[Dataset excerpt]

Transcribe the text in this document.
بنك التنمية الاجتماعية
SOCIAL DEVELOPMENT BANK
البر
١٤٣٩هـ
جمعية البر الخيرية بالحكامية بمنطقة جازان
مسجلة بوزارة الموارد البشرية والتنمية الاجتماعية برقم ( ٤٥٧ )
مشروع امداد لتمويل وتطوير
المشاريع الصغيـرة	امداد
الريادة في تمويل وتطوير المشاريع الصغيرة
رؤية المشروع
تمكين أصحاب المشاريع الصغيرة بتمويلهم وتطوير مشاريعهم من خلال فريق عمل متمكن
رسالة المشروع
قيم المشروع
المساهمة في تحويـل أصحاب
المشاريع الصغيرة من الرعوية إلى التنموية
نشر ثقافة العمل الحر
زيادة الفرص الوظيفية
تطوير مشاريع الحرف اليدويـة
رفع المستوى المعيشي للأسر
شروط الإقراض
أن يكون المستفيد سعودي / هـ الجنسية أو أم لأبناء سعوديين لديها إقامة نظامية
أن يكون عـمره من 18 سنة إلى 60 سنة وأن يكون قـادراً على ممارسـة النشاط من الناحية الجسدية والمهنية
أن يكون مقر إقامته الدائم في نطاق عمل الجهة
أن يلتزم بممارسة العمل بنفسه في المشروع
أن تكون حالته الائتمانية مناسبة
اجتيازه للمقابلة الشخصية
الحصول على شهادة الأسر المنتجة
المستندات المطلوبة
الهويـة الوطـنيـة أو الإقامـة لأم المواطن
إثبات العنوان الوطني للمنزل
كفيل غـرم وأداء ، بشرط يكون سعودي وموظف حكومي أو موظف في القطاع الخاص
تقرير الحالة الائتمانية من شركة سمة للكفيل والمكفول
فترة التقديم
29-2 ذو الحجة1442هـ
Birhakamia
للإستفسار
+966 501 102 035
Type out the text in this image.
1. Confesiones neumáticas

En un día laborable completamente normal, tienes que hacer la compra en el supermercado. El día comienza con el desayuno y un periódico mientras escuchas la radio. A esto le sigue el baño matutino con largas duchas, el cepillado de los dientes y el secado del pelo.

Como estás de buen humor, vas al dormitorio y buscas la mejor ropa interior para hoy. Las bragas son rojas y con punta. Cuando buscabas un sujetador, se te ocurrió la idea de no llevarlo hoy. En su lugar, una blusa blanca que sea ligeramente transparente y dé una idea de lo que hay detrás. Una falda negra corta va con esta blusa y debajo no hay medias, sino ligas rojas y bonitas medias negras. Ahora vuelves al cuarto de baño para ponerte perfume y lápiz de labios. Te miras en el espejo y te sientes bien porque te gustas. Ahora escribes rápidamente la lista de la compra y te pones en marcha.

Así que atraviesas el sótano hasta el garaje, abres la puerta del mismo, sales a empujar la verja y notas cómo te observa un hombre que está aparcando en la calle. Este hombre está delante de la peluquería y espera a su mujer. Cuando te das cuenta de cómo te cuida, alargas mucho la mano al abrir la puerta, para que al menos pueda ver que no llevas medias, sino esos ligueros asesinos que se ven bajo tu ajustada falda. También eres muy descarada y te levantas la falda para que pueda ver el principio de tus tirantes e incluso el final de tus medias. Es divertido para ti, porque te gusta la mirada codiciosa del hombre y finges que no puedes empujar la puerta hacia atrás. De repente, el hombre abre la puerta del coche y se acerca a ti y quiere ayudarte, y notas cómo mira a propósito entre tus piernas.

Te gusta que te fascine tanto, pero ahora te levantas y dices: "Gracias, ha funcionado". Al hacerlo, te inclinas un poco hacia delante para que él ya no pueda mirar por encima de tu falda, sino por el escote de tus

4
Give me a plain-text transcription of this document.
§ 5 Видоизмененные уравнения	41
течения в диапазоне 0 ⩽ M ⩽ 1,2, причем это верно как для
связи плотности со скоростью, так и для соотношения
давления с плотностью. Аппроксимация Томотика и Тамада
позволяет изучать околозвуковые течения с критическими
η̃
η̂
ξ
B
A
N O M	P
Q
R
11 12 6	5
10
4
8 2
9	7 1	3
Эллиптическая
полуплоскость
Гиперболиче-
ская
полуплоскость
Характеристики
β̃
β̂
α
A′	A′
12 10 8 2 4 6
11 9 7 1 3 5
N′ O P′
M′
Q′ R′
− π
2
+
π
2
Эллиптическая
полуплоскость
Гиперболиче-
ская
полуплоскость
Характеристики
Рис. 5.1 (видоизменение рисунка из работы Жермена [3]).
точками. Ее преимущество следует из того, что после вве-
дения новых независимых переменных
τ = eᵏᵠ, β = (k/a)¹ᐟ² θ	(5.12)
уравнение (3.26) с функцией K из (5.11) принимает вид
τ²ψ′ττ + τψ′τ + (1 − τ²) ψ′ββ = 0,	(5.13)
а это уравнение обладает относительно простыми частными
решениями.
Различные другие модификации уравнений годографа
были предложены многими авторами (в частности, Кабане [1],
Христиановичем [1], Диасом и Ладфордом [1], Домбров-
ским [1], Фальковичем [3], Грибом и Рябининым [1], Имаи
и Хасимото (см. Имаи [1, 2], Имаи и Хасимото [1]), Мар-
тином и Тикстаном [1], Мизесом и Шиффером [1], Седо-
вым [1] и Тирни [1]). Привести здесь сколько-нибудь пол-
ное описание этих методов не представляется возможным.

Stated exercise
Search the material above for "document". Pull out each line where it shows up.

Problem solution
Transcribe the text in this document.
Give me a plain-text transcription of this document.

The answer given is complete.